For the listing underneath, give the count of lines containing the string "this" and nothing further.

+ + + + +

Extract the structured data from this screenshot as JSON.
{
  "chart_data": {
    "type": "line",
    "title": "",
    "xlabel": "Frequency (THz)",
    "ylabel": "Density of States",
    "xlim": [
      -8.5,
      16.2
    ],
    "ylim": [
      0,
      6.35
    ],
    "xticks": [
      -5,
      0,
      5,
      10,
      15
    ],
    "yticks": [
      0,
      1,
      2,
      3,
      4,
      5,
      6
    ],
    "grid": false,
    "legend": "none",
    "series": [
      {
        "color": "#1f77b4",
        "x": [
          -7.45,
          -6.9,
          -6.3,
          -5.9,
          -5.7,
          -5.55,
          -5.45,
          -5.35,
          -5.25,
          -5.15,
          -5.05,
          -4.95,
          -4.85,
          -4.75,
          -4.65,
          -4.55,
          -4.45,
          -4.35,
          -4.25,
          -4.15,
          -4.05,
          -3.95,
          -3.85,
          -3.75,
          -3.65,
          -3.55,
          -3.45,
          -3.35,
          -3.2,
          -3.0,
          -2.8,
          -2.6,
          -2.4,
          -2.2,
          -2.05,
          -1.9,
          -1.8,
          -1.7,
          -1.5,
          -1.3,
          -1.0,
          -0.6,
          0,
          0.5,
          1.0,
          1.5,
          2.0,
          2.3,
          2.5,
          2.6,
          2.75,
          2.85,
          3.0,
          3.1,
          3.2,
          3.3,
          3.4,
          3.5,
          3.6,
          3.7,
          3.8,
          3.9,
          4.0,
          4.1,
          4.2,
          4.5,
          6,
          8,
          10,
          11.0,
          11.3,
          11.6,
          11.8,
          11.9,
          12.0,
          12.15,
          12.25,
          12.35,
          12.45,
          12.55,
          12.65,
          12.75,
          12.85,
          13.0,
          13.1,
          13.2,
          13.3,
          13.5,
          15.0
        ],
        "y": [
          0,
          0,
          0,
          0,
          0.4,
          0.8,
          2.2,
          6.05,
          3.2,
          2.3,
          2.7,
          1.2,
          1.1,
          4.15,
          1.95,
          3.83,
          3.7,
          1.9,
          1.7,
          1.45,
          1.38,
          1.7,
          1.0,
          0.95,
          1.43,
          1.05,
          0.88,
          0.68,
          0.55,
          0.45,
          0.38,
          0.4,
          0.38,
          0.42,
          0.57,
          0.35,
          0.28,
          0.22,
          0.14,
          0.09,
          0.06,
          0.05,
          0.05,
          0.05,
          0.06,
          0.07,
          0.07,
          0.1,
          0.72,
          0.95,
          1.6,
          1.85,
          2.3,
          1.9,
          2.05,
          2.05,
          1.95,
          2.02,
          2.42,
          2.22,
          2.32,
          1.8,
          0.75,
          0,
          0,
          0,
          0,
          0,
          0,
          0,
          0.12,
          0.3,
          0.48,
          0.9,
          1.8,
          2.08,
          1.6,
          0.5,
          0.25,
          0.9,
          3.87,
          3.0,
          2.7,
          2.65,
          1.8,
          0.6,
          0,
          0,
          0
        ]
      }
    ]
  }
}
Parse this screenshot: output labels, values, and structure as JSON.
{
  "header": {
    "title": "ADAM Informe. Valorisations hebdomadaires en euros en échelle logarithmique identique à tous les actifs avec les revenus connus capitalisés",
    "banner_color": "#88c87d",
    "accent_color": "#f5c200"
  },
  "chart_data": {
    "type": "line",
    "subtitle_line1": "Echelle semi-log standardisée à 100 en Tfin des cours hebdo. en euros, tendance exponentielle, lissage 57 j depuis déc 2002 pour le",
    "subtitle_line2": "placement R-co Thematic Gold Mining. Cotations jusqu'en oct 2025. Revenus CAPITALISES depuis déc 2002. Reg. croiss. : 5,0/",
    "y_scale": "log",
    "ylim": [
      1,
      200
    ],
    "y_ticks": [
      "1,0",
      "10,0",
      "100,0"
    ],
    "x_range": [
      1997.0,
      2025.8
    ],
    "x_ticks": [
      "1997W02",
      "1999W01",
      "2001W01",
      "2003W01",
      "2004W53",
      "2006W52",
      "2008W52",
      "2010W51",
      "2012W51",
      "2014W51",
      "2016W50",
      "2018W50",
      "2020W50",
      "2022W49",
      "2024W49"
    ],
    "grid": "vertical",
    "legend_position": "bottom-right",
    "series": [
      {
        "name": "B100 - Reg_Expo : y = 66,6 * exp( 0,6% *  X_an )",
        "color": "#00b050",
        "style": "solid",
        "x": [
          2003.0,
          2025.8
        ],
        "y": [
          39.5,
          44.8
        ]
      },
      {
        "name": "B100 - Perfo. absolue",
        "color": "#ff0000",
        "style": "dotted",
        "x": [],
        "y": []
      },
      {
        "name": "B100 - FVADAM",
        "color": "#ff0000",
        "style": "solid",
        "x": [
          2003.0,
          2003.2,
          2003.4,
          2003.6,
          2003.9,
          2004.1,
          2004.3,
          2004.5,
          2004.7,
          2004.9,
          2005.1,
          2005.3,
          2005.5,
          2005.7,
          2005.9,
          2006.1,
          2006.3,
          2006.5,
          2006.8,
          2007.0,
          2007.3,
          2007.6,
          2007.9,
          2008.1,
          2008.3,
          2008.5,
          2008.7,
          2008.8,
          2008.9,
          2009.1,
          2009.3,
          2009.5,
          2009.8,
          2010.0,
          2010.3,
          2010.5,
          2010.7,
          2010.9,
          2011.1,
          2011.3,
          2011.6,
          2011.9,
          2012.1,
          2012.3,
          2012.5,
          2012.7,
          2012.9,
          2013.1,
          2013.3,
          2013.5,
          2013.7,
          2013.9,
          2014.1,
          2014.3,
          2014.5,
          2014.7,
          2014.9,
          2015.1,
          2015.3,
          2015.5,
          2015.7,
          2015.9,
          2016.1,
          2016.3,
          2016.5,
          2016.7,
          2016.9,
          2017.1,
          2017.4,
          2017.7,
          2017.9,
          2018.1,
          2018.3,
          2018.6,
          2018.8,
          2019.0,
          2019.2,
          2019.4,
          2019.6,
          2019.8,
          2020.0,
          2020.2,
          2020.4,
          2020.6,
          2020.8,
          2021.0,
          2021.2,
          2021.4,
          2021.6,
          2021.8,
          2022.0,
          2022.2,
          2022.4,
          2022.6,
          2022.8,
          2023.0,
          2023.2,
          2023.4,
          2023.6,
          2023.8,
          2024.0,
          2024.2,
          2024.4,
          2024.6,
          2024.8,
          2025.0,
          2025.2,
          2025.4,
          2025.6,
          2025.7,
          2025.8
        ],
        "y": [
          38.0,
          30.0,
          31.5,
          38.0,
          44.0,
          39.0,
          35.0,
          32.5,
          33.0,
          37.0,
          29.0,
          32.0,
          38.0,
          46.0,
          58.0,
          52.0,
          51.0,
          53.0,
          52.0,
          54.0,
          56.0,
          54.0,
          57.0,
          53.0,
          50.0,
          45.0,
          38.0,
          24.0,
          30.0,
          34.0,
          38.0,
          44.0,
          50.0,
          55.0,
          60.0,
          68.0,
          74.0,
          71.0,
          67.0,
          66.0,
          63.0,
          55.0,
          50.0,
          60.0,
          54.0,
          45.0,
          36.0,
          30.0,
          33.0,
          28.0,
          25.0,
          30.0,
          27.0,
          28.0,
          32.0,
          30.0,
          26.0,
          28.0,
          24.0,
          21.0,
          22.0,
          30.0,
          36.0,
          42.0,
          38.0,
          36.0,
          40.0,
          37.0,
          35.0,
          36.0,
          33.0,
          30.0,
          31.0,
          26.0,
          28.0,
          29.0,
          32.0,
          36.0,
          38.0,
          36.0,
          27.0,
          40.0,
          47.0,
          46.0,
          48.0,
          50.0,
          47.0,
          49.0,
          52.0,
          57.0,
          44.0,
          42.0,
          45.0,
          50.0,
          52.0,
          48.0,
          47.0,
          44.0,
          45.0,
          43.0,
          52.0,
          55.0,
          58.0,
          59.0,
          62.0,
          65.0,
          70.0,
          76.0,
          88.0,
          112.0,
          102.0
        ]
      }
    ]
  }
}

+ + + + +

Task result: 2